## Stored rows
○ ○ ○ ○
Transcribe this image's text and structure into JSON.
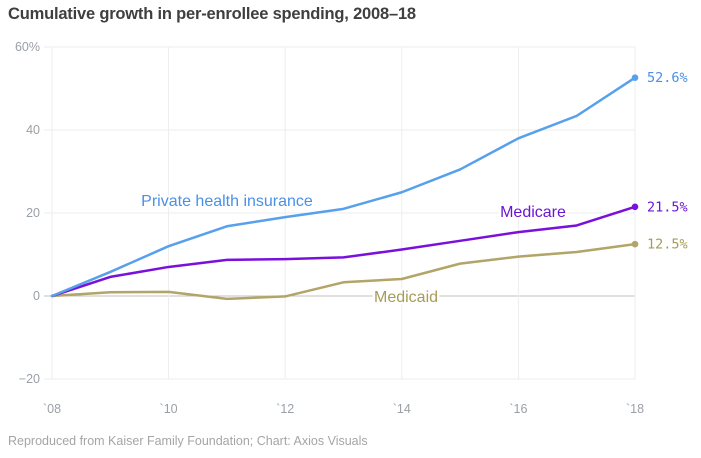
{
  "footer": "Reproduced from Kaiser Family Foundation; Chart: Axios Visuals",
  "colors": {
    "background": "#ffffff",
    "title_text": "#3f3f3f",
    "axis_text": "#9aa0a6",
    "grid": "#ededed",
    "zero_line": "#c2c2c2",
    "footer_text": "#a5a5a5"
  },
  "chart_data": {
    "type": "line",
    "title": "Cumulative growth in per-enrollee spending, 2008–18",
    "xlabel": "",
    "ylabel": "",
    "x": [
      2008,
      2009,
      2010,
      2011,
      2012,
      2013,
      2014,
      2015,
      2016,
      2017,
      2018
    ],
    "x_ticks": [
      2008,
      2010,
      2012,
      2014,
      2016,
      2018
    ],
    "x_tick_labels": [
      "`08",
      "`10",
      "`12",
      "`14",
      "`16",
      "`18"
    ],
    "y_ticks": [
      60,
      40,
      20,
      0,
      -20
    ],
    "y_tick_labels": [
      "60%",
      "40",
      "20",
      "0",
      "−20"
    ],
    "ylim": [
      -20,
      60
    ],
    "xlim": [
      2008,
      2018
    ],
    "grid": true,
    "legend_position": "inline-labels",
    "series": [
      {
        "name": "Private health insurance",
        "color": "#56a0ec",
        "label_color": "#4a8fe8",
        "end_label": "52.6%",
        "values": [
          0,
          5.8,
          12.0,
          16.8,
          19.0,
          21.0,
          25.0,
          30.5,
          38.0,
          43.4,
          52.6
        ]
      },
      {
        "name": "Medicare",
        "color": "#7a10dc",
        "label_color": "#6c14d4",
        "end_label": "21.5%",
        "values": [
          0,
          4.6,
          7.0,
          8.7,
          8.9,
          9.3,
          11.2,
          13.3,
          15.4,
          17.0,
          21.5
        ]
      },
      {
        "name": "Medicaid",
        "color": "#b3a468",
        "label_color": "#a79b56",
        "end_label": "12.5%",
        "values": [
          0,
          0.9,
          1.0,
          -0.7,
          -0.1,
          3.3,
          4.1,
          7.8,
          9.5,
          10.6,
          12.5
        ]
      }
    ]
  }
}
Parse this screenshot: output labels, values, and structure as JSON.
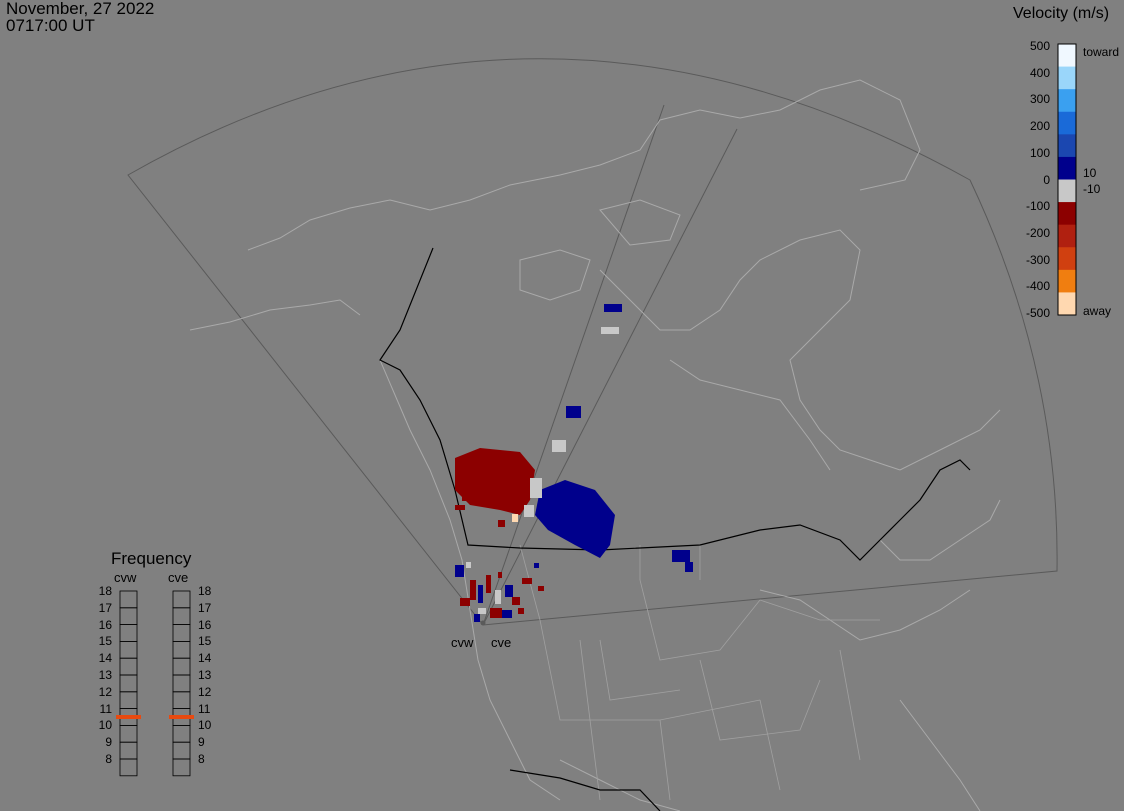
{
  "header": {
    "date": "November, 27 2022",
    "time": "0717:00 UT"
  },
  "velocity_scale": {
    "title": "Velocity (m/s)",
    "ticks": [
      "500",
      "400",
      "300",
      "200",
      "100",
      "0",
      "-100",
      "-200",
      "-300",
      "-400",
      "-500"
    ],
    "labels": {
      "toward": "toward",
      "away": "away",
      "pos_thresh": "10",
      "neg_thresh": "-10"
    },
    "colors": [
      "#f0f8ff",
      "#9ad6fa",
      "#3aa0f0",
      "#1a6ad8",
      "#1b47b0",
      "#00008c",
      "#c8c8c8",
      "#8c0000",
      "#b02010",
      "#d04010",
      "#f07e10",
      "#ffd8b0"
    ]
  },
  "frequency": {
    "title": "Frequency",
    "radars": [
      "cvw",
      "cve"
    ],
    "levels": [
      "18",
      "17",
      "16",
      "15",
      "14",
      "13",
      "12",
      "11",
      "10",
      "9",
      "8"
    ],
    "active_mhz": [
      10.5,
      10.5
    ],
    "active_color": "#e84a10"
  },
  "map": {
    "radar_labels": [
      "cvw",
      "cve"
    ],
    "land_color": "#808080",
    "border_color": "#000000",
    "outline_color": "#a9a9a9"
  }
}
○ ○ ○ ○
Reproduce the entries above without change, omitting all pictures.

Transcribe this image's text and structure into JSON.
{
  "footer": "Reproduced from Kaiser Family Foundation; Chart: Axios Visuals",
  "colors": {
    "background": "#ffffff",
    "title_text": "#3f3f3f",
    "axis_text": "#9aa0a6",
    "grid": "#ededed",
    "zero_line": "#c2c2c2",
    "footer_text": "#a5a5a5"
  },
  "chart_data": {
    "type": "line",
    "title": "Cumulative growth in per-enrollee spending, 2008–18",
    "xlabel": "",
    "ylabel": "",
    "x": [
      2008,
      2009,
      2010,
      2011,
      2012,
      2013,
      2014,
      2015,
      2016,
      2017,
      2018
    ],
    "x_ticks": [
      2008,
      2010,
      2012,
      2014,
      2016,
      2018
    ],
    "x_tick_labels": [
      "`08",
      "`10",
      "`12",
      "`14",
      "`16",
      "`18"
    ],
    "y_ticks": [
      60,
      40,
      20,
      0,
      -20
    ],
    "y_tick_labels": [
      "60%",
      "40",
      "20",
      "0",
      "−20"
    ],
    "ylim": [
      -20,
      60
    ],
    "xlim": [
      2008,
      2018
    ],
    "grid": true,
    "legend_position": "inline-labels",
    "series": [
      {
        "name": "Private health insurance",
        "color": "#56a0ec",
        "label_color": "#4a8fe8",
        "end_label": "52.6%",
        "values": [
          0,
          5.8,
          12.0,
          16.8,
          19.0,
          21.0,
          25.0,
          30.5,
          38.0,
          43.4,
          52.6
        ]
      },
      {
        "name": "Medicare",
        "color": "#7a10dc",
        "label_color": "#6c14d4",
        "end_label": "21.5%",
        "values": [
          0,
          4.6,
          7.0,
          8.7,
          8.9,
          9.3,
          11.2,
          13.3,
          15.4,
          17.0,
          21.5
        ]
      },
      {
        "name": "Medicaid",
        "color": "#b3a468",
        "label_color": "#a79b56",
        "end_label": "12.5%",
        "values": [
          0,
          0.9,
          1.0,
          -0.7,
          -0.1,
          3.3,
          4.1,
          7.8,
          9.5,
          10.6,
          12.5
        ]
      }
    ]
  }
}
Parse this screenshot: output labels, values, and structure as JSON.
{
  "header": {
    "date": "November, 27 2022",
    "time": "0717:00 UT"
  },
  "velocity_scale": {
    "title": "Velocity (m/s)",
    "ticks": [
      "500",
      "400",
      "300",
      "200",
      "100",
      "0",
      "-100",
      "-200",
      "-300",
      "-400",
      "-500"
    ],
    "labels": {
      "toward": "toward",
      "away": "away",
      "pos_thresh": "10",
      "neg_thresh": "-10"
    },
    "colors": [
      "#f0f8ff",
      "#9ad6fa",
      "#3aa0f0",
      "#1a6ad8",
      "#1b47b0",
      "#00008c",
      "#c8c8c8",
      "#8c0000",
      "#b02010",
      "#d04010",
      "#f07e10",
      "#ffd8b0"
    ]
  },
  "frequency": {
    "title": "Frequency",
    "radars": [
      "cvw",
      "cve"
    ],
    "levels": [
      "18",
      "17",
      "16",
      "15",
      "14",
      "13",
      "12",
      "11",
      "10",
      "9",
      "8"
    ],
    "active_mhz": [
      10.5,
      10.5
    ],
    "active_color": "#e84a10"
  },
  "map": {
    "radar_labels": [
      "cvw",
      "cve"
    ],
    "land_color": "#808080",
    "border_color": "#000000",
    "outline_color": "#a9a9a9"
  }
}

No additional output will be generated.